> **Dataset records**:
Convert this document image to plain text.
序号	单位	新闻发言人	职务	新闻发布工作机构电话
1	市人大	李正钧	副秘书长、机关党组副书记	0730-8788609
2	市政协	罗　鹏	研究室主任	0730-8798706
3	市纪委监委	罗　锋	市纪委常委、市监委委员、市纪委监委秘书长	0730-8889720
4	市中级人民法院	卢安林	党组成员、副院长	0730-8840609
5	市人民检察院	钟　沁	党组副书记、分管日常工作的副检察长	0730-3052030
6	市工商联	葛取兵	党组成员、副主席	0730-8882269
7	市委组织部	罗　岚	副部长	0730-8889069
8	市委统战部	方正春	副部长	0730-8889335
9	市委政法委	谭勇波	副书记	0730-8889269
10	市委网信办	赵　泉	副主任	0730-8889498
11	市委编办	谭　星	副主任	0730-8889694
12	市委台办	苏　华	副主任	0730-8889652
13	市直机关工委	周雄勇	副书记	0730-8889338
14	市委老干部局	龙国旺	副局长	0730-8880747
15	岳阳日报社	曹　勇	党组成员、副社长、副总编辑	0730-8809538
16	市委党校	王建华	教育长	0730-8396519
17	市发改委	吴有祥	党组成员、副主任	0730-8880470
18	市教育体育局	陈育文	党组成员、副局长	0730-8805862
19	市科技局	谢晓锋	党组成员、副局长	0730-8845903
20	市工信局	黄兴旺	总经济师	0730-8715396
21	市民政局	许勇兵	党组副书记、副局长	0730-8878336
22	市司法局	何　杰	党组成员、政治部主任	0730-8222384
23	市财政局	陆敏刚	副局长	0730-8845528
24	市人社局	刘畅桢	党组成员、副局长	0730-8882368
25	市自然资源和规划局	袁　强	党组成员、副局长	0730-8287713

> **WHAT THE TASK REQUIRES**: Report each line in the data that holds the word "党组成员".

> **RESPONSE TO THE TASK**:
4	市中级人民法院	卢安林	党组成员、副院长	0730-8840609
6	市工商联	葛取兵	党组成员、副主席	0730-8882269
15	岳阳日报社	曹　勇	党组成员、副社长、副总编辑	0730-8809538
17	市发改委	吴有祥	党组成员、副主任	0730-8880470
18	市教育体育局	陈育文	党组成员、副局长	0730-8805862
19	市科技局	谢晓锋	党组成员、副局长	0730-8845903
22	市司法局	何　杰	党组成员、政治部主任	0730-8222384
24	市人社局	刘畅桢	党组成员、副局长	0730-8882368
25	市自然资源和规划局	袁　强	党组成员、副局长	0730-8287713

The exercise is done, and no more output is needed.